(GIVEN TASK)
Print all entries precisely as they are written.

(RECORDS)

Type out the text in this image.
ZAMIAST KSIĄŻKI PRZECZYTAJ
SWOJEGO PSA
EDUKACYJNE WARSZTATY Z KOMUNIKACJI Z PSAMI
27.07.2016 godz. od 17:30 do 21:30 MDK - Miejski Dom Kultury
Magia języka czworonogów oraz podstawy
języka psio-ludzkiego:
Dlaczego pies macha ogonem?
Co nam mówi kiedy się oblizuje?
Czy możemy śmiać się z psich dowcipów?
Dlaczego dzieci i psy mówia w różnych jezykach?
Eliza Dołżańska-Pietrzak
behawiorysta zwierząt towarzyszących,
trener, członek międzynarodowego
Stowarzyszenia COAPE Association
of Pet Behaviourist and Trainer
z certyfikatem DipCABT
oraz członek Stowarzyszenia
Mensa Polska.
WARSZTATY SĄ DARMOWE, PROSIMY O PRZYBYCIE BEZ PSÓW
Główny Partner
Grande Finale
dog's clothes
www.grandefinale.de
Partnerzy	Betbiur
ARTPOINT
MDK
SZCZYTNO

(RESULT OF THE TASK)
Type out the text in this image.
ZAMIAST KSIĄŻKI PRZECZYTAJ
SWOJEGO PSA
EDUKACYJNE WARSZTATY Z KOMUNIKACJI Z PSAMI
27.07.2016 godz. od 17:30 do 21:30 MDK - Miejski Dom Kultury
Magia języka czworonogów oraz podstawy
języka psio-ludzkiego:
Dlaczego pies macha ogonem?
Co nam mówi kiedy się oblizuje?
Czy możemy śmiać się z psich dowcipów?
Dlaczego dzieci i psy mówia w różnych jezykach?
Eliza Dołżańska-Pietrzak
behawiorysta zwierząt towarzyszących,
trener, członek międzynarodowego
Stowarzyszenia COAPE Association
of Pet Behaviourist and Trainer
z certyfikatem DipCABT
oraz członek Stowarzyszenia
Mensa Polska.
WARSZTATY SĄ DARMOWE, PROSIMY O PRZYBYCIE BEZ PSÓW
Główny Partner
Grande Finale
dog's clothes
www.grandefinale.de
Partnerzy	Betbiur
ARTPOINT
MDK
SZCZYTNO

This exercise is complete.